Go through the records underneath and count the lines that include the string "procurement". Give nothing but the number.
**** LISTING
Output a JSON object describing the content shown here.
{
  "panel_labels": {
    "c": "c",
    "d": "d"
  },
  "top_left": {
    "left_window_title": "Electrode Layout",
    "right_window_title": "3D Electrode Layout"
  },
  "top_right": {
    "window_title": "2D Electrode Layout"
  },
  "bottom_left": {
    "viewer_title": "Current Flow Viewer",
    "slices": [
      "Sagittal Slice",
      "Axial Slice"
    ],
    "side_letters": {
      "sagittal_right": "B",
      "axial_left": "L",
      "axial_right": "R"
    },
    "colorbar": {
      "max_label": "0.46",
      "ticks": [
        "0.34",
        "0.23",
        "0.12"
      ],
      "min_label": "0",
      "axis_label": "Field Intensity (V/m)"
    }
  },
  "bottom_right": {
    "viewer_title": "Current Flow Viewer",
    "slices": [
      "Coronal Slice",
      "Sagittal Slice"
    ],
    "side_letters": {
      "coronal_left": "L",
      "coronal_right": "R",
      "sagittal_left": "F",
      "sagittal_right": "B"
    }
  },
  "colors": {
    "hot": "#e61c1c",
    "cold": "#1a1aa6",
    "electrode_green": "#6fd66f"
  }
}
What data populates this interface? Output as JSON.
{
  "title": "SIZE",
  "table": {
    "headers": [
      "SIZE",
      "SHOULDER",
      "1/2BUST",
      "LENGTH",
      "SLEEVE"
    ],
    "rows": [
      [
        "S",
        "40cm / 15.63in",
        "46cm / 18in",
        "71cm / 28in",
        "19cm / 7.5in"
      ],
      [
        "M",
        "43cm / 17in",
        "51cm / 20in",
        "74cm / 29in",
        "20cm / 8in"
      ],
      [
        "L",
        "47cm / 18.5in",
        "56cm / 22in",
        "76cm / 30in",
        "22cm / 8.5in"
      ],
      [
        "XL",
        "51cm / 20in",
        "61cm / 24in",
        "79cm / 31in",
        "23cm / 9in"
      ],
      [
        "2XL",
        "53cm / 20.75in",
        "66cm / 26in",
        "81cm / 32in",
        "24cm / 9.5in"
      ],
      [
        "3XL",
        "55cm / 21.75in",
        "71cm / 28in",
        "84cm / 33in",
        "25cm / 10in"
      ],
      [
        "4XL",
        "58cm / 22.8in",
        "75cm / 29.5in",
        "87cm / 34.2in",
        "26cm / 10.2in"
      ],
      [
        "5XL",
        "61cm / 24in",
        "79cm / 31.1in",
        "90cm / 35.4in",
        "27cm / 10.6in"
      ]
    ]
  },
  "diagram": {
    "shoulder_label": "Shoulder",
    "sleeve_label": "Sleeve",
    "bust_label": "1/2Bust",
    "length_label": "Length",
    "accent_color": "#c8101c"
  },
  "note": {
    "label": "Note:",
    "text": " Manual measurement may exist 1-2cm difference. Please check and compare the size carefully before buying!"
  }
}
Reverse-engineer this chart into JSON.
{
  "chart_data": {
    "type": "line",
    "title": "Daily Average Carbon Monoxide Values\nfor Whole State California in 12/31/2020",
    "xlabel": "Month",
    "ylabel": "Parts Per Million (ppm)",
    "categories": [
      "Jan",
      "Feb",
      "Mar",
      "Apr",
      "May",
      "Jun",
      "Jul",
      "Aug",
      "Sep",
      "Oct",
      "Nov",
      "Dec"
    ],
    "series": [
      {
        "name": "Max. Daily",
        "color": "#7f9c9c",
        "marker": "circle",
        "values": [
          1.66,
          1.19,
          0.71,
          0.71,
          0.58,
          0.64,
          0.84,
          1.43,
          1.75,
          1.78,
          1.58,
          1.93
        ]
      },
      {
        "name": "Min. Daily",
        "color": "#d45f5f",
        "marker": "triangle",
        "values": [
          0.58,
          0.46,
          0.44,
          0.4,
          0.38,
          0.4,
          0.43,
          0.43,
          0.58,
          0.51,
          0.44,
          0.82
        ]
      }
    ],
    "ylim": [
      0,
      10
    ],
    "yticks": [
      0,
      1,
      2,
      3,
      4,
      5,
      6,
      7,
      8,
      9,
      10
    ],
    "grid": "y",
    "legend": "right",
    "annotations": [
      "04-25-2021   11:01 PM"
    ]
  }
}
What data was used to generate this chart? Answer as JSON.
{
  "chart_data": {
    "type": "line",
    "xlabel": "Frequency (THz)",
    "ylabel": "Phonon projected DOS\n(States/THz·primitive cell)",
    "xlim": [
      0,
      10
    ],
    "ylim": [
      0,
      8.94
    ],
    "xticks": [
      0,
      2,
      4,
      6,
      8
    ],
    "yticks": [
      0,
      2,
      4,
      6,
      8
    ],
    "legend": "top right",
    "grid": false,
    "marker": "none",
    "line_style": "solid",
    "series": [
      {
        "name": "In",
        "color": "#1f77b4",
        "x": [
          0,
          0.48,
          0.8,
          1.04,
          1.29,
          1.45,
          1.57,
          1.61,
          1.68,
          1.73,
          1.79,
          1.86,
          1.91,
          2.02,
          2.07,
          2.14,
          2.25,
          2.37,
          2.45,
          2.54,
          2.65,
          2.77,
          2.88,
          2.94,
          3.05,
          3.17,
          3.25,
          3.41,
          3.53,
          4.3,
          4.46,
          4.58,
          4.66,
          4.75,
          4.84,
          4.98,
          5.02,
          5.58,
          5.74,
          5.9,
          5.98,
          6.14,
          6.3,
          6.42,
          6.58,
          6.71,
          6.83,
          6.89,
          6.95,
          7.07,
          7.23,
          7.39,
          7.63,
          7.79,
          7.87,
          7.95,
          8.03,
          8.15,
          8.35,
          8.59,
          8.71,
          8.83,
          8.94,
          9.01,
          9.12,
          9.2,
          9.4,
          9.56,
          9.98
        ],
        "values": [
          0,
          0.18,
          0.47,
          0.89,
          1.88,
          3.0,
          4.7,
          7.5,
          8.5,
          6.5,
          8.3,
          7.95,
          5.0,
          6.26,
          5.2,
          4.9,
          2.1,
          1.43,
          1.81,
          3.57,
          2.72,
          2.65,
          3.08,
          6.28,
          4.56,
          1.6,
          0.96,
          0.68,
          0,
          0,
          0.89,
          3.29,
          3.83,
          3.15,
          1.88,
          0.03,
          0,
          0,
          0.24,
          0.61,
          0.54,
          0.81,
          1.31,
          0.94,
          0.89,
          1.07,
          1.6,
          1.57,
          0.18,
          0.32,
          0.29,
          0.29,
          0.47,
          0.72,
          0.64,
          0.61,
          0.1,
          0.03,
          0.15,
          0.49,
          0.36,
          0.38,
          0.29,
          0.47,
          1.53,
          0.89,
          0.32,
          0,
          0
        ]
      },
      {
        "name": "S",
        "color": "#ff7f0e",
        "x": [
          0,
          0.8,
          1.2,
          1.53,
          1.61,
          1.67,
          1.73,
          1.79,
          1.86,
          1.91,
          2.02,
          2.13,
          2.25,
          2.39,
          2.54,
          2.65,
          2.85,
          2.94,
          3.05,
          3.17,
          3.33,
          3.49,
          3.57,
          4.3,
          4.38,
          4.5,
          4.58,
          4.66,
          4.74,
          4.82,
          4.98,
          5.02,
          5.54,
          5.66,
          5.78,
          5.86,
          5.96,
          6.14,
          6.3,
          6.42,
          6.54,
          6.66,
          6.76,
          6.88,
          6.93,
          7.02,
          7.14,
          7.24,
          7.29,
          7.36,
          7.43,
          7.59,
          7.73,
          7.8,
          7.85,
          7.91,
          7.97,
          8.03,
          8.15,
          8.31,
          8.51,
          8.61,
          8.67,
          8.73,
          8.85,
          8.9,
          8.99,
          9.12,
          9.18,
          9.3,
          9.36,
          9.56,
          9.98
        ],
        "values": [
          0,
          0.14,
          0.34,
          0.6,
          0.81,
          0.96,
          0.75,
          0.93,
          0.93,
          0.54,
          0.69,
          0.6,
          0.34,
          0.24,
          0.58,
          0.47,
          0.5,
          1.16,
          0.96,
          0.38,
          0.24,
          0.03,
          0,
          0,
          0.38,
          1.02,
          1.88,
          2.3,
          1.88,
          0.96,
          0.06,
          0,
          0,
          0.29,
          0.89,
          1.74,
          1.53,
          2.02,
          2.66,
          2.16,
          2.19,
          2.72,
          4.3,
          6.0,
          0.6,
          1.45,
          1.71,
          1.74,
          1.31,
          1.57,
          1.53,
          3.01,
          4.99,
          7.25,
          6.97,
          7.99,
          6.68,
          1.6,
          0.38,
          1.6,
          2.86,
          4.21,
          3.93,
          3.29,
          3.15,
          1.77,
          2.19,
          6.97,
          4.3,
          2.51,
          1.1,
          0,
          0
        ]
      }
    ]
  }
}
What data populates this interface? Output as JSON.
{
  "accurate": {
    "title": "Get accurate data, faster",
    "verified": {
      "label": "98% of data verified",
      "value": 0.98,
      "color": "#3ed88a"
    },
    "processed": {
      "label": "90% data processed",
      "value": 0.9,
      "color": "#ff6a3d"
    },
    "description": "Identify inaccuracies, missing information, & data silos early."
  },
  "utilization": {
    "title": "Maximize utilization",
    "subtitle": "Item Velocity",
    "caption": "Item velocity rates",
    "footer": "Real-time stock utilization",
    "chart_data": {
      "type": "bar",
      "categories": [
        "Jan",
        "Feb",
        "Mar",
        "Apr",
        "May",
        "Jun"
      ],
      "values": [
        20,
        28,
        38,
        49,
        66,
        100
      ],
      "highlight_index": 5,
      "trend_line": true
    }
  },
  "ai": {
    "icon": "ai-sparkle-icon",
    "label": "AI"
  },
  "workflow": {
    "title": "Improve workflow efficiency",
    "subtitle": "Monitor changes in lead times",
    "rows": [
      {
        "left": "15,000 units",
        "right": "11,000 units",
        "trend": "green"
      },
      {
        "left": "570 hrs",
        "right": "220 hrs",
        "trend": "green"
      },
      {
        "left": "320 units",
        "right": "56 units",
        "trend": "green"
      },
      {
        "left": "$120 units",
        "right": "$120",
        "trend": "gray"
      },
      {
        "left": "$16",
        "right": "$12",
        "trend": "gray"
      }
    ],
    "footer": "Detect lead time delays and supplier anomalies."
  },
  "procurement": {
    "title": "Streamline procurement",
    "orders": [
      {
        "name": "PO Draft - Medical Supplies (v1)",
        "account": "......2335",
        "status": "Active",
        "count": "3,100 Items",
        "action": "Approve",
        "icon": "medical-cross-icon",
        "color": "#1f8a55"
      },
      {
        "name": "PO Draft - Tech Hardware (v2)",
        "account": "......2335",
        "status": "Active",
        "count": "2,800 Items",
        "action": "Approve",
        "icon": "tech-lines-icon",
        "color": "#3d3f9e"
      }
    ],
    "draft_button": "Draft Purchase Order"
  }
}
********
*FINISHED EXERCISE*.
2